**Problem statement:** Transcribe every entry below word for word, but skip the pictures.

**Material provided:**

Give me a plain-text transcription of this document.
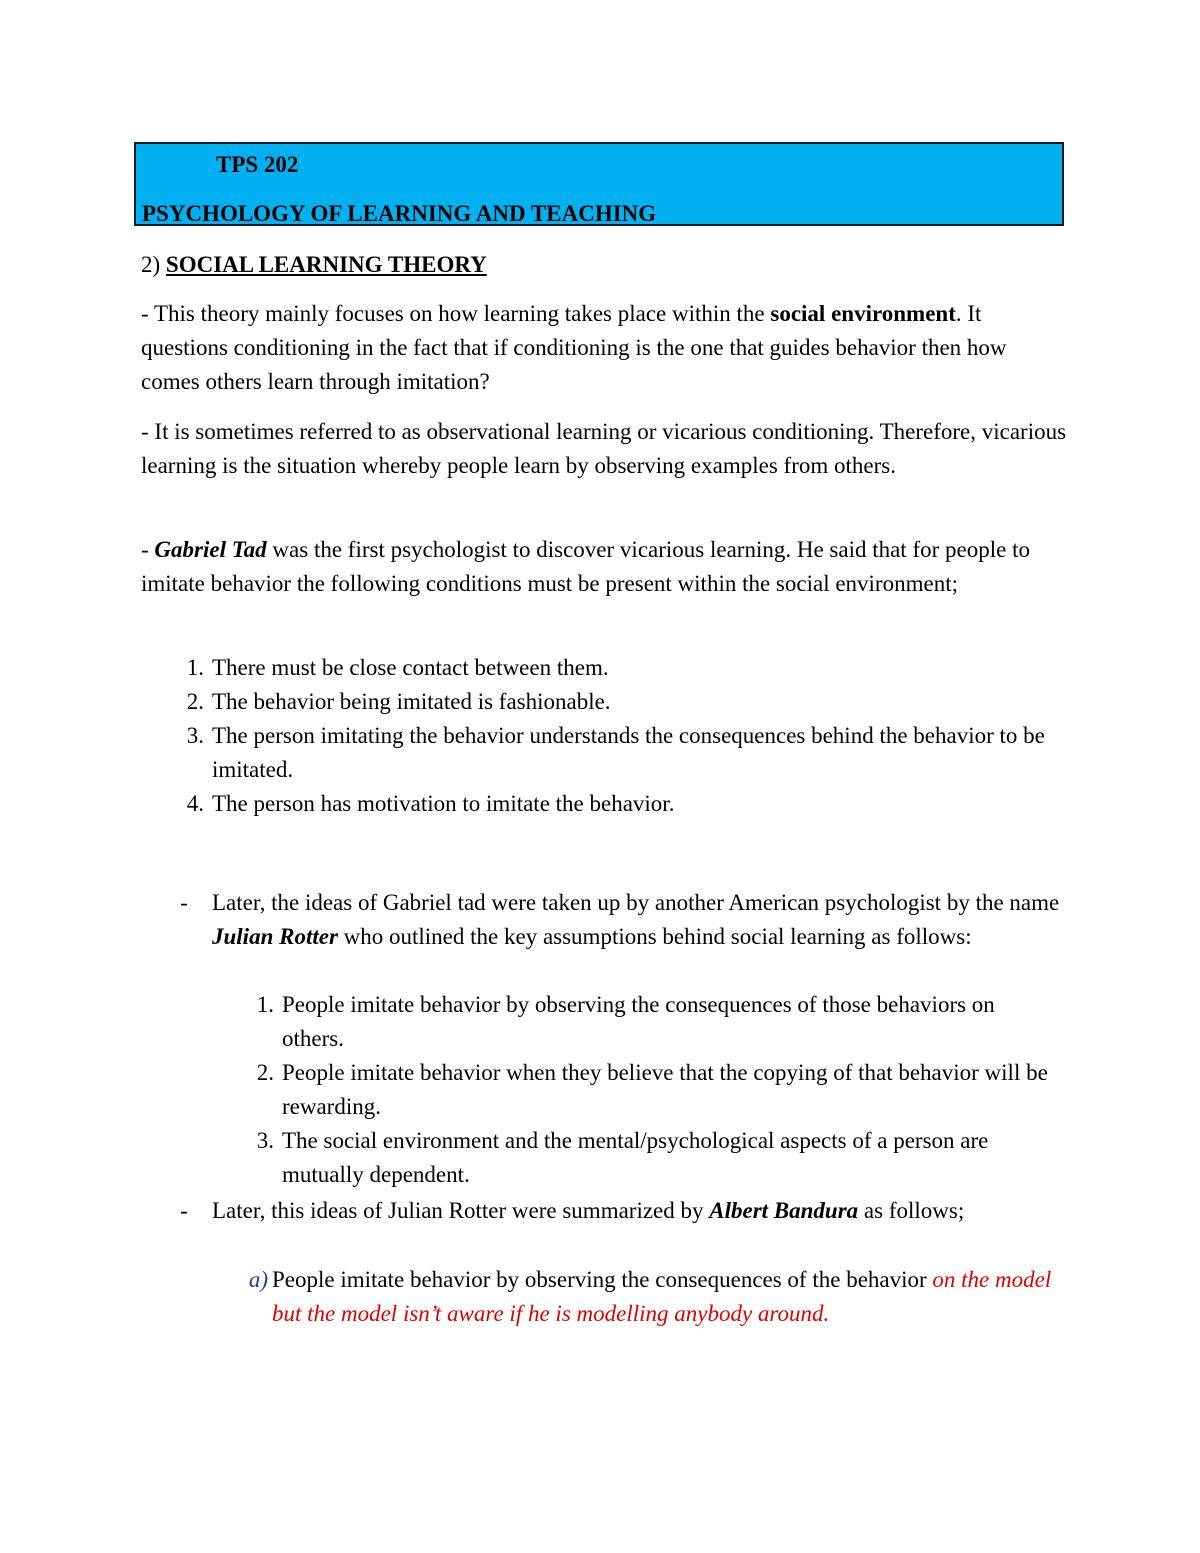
TPS 202
PSYCHOLOGY OF LEARNING AND TEACHING
2) SOCIAL LEARNING THEORY
- This theory mainly focuses on how learning takes place within the social environment. It questions conditioning in the fact that if conditioning is the one that guides behavior then how comes others learn through imitation?
- It is sometimes referred to as observational learning or vicarious conditioning. Therefore, vicarious learning is the situation whereby people learn by observing examples from others.
- Gabriel Tad was the first psychologist to discover vicarious learning. He said that for people to imitate behavior the following conditions must be present within the social environment;
1. There must be close contact between them.
2. The behavior being imitated is fashionable.
3. The person imitating the behavior understands the consequences behind the behavior to be imitated.
4. The person has motivation to imitate the behavior.
- Later, the ideas of Gabriel tad were taken up by another American psychologist by the name Julian Rotter who outlined the key assumptions behind social learning as follows:
1. People imitate behavior by observing the consequences of those behaviors on others.
2. People imitate behavior when they believe that the copying of that behavior will be rewarding.
3. The social environment and the mental/psychological aspects of a person are mutually dependent.
- Later, this ideas of Julian Rotter were summarized by Albert Bandura as follows;
a) People imitate behavior by observing the consequences of the behavior on the model but the model isn’t aware if he is modelling anybody around.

**Written answer:**
Give me a plain-text transcription of this document.
TPS 202
PSYCHOLOGY OF LEARNING AND TEACHING
2) SOCIAL LEARNING THEORY
- This theory mainly focuses on how learning takes place within the social environment. It questions conditioning in the fact that if conditioning is the one that guides behavior then how comes others learn through imitation?
- It is sometimes referred to as observational learning or vicarious conditioning. Therefore, vicarious learning is the situation whereby people learn by observing examples from others.
- Gabriel Tad was the first psychologist to discover vicarious learning. He said that for people to imitate behavior the following conditions must be present within the social environment;
1. There must be close contact between them.
2. The behavior being imitated is fashionable.
3. The person imitating the behavior understands the consequences behind the behavior to be imitated.
4. The person has motivation to imitate the behavior.
- Later, the ideas of Gabriel tad were taken up by another American psychologist by the name Julian Rotter who outlined the key assumptions behind social learning as follows:
1. People imitate behavior by observing the consequences of those behaviors on others.
2. People imitate behavior when they believe that the copying of that behavior will be rewarding.
3. The social environment and the mental/psychological aspects of a person are mutually dependent.
- Later, this ideas of Julian Rotter were summarized by Albert Bandura as follows;
a) People imitate behavior by observing the consequences of the behavior on the model but the model isn’t aware if he is modelling anybody around.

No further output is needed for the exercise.